— Set task —
Would you transcribe all of the data exactly, down to the last character?

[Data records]
— begin —

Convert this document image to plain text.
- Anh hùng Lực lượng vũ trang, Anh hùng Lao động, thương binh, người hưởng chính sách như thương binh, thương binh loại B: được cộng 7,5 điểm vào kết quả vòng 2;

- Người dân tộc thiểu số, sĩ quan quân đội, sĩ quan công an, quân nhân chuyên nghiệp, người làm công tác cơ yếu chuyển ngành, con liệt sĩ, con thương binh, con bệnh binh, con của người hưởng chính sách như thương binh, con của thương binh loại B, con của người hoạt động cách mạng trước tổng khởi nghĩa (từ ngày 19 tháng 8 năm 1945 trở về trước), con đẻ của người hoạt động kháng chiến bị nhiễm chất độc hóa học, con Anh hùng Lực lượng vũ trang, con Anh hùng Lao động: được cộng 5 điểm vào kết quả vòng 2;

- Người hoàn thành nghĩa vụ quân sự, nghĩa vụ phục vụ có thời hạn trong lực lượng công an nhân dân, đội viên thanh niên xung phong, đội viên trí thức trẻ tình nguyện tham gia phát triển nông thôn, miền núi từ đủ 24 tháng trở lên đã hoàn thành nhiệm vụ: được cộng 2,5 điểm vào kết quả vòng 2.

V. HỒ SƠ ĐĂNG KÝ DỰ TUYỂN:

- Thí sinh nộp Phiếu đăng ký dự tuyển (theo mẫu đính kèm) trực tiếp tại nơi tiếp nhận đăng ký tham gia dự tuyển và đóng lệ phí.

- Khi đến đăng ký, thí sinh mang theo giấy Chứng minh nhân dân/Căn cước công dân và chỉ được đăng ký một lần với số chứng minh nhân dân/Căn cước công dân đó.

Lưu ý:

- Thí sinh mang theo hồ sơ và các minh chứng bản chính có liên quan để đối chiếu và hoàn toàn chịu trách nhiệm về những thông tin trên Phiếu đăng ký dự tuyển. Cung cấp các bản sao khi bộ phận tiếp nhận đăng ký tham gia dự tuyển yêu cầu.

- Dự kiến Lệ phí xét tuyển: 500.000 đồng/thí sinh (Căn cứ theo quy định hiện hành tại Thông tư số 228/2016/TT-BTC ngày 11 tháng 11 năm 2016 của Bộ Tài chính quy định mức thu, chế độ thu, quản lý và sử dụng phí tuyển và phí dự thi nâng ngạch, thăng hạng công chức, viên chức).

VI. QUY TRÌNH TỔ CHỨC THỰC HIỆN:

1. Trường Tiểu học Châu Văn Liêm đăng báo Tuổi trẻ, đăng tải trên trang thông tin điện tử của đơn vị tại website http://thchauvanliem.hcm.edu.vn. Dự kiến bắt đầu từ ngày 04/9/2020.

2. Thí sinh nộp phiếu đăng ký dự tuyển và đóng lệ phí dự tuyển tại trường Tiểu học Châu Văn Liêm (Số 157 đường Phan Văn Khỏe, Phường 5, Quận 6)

— end —

— Written answer —
Convert this document image to plain text.
- Anh hùng Lực lượng vũ trang, Anh hùng Lao động, thương binh, người hưởng chính sách như thương binh, thương binh loại B: được cộng 7,5 điểm vào kết quả vòng 2;

- Người dân tộc thiểu số, sĩ quan quân đội, sĩ quan công an, quân nhân chuyên nghiệp, người làm công tác cơ yếu chuyển ngành, con liệt sĩ, con thương binh, con bệnh binh, con của người hưởng chính sách như thương binh, con của thương binh loại B, con của người hoạt động cách mạng trước tổng khởi nghĩa (từ ngày 19 tháng 8 năm 1945 trở về trước), con đẻ của người hoạt động kháng chiến bị nhiễm chất độc hóa học, con Anh hùng Lực lượng vũ trang, con Anh hùng Lao động: được cộng 5 điểm vào kết quả vòng 2;

- Người hoàn thành nghĩa vụ quân sự, nghĩa vụ phục vụ có thời hạn trong lực lượng công an nhân dân, đội viên thanh niên xung phong, đội viên trí thức trẻ tình nguyện tham gia phát triển nông thôn, miền núi từ đủ 24 tháng trở lên đã hoàn thành nhiệm vụ: được cộng 2,5 điểm vào kết quả vòng 2.

V. HỒ SƠ ĐĂNG KÝ DỰ TUYỂN:

- Thí sinh nộp Phiếu đăng ký dự tuyển (theo mẫu đính kèm) trực tiếp tại nơi tiếp nhận đăng ký tham gia dự tuyển và đóng lệ phí.

- Khi đến đăng ký, thí sinh mang theo giấy Chứng minh nhân dân/Căn cước công dân và chỉ được đăng ký một lần với số chứng minh nhân dân/Căn cước công dân đó.

Lưu ý:

- Thí sinh mang theo hồ sơ và các minh chứng bản chính có liên quan để đối chiếu và hoàn toàn chịu trách nhiệm về những thông tin trên Phiếu đăng ký dự tuyển. Cung cấp các bản sao khi bộ phận tiếp nhận đăng ký tham gia dự tuyển yêu cầu.

- Dự kiến Lệ phí xét tuyển: 500.000 đồng/thí sinh (Căn cứ theo quy định hiện hành tại Thông tư số 228/2016/TT-BTC ngày 11 tháng 11 năm 2016 của Bộ Tài chính quy định mức thu, chế độ thu, quản lý và sử dụng phí tuyển và phí dự thi nâng ngạch, thăng hạng công chức, viên chức).

VI. QUY TRÌNH TỔ CHỨC THỰC HIỆN:

1. Trường Tiểu học Châu Văn Liêm đăng báo Tuổi trẻ, đăng tải trên trang thông tin điện tử của đơn vị tại website http://thchauvanliem.hcm.edu.vn. Dự kiến bắt đầu từ ngày 04/9/2020.

2. Thí sinh nộp phiếu đăng ký dự tuyển và đóng lệ phí dự tuyển tại trường Tiểu học Châu Văn Liêm (Số 157 đường Phan Văn Khỏe, Phường 5, Quận 6)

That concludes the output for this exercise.